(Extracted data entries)
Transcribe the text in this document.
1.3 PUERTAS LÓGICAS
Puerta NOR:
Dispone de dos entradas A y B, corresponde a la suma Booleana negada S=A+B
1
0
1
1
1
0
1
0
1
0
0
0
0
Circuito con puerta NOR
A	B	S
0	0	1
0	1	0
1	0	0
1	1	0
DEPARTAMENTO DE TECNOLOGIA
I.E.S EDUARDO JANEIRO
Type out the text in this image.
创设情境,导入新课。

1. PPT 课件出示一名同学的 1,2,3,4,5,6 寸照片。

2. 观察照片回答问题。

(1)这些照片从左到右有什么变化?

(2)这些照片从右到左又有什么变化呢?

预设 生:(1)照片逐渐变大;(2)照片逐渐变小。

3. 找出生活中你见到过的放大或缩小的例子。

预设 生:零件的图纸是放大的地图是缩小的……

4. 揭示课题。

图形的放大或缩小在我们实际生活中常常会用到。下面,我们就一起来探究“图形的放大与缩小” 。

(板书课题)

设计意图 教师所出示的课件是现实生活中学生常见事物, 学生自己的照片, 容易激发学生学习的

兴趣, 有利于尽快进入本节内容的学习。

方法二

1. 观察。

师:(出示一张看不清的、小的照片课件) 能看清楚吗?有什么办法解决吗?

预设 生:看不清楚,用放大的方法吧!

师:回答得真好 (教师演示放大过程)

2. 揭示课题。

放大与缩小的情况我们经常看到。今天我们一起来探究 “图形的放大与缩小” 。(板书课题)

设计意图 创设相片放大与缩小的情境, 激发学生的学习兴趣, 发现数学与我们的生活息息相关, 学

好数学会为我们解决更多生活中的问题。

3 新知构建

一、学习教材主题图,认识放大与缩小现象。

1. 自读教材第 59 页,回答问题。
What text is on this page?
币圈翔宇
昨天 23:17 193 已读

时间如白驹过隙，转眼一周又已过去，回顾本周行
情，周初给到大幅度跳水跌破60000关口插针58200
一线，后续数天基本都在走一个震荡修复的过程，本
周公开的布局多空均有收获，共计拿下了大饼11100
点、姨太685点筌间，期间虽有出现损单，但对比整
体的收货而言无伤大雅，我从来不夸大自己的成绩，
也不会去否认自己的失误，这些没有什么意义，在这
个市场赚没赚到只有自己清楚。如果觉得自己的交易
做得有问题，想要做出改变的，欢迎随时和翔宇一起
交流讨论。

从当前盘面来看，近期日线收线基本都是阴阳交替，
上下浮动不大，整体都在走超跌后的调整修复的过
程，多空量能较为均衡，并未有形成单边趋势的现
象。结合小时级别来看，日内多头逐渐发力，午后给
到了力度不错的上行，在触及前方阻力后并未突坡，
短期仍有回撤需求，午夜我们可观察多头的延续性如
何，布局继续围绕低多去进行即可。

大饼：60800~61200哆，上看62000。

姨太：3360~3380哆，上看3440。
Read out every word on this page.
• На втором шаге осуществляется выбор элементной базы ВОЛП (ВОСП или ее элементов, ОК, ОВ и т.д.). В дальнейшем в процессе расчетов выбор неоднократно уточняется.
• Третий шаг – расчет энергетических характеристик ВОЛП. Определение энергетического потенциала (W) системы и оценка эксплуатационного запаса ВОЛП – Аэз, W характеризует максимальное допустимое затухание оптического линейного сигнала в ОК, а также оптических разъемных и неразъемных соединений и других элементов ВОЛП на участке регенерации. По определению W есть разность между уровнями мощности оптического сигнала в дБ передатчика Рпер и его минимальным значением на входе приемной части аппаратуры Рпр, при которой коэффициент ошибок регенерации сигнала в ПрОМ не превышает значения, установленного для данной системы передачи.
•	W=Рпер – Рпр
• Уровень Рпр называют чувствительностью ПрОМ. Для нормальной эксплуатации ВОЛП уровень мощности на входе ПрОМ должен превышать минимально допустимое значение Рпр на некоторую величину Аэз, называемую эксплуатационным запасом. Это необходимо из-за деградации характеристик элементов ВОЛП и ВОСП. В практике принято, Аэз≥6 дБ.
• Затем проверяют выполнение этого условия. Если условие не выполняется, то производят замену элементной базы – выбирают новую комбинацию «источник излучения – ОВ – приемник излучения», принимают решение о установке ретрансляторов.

=== REQUIREMENTS ===
Set out every line from the material that contains the string "ВОЛП".

=== THE ANSWER ===
• На втором шаге осуществляется выбор элементной базы ВОЛП (ВОСП или ее элементов, ОК, ОВ и т.д.). В дальнейшем в процессе расчетов выбор неоднократно уточняется.
• Третий шаг – расчет энергетических характеристик ВОЛП. Определение энергетического потенциала (W) системы и оценка эксплуатационного запаса ВОЛП – Аэз, W характеризует максимальное допустимое затухание оптического линейного сигнала в ОК, а также оптических разъемных и неразъемных соединений и других элементов ВОЛП на участке регенерации. По определению W есть разность между уровнями мощности оптического сигнала в дБ передатчика Рпер и его минимальным значением на входе приемной части аппаратуры Рпр, при которой коэффициент ошибок регенерации сигнала в ПрОМ не превышает значения, установленного для данной системы передачи.
• Уровень Рпр называют чувствительностью ПрОМ. Для нормальной эксплуатации ВОЛП уровень мощности на входе ПрОМ должен превышать минимально допустимое значение Рпр на некоторую величину Аэз, называемую эксплуатационным запасом. Это необходимо из-за деградации характеристик элементов ВОЛП и ВОСП. В практике принято, Аэз≥6 дБ.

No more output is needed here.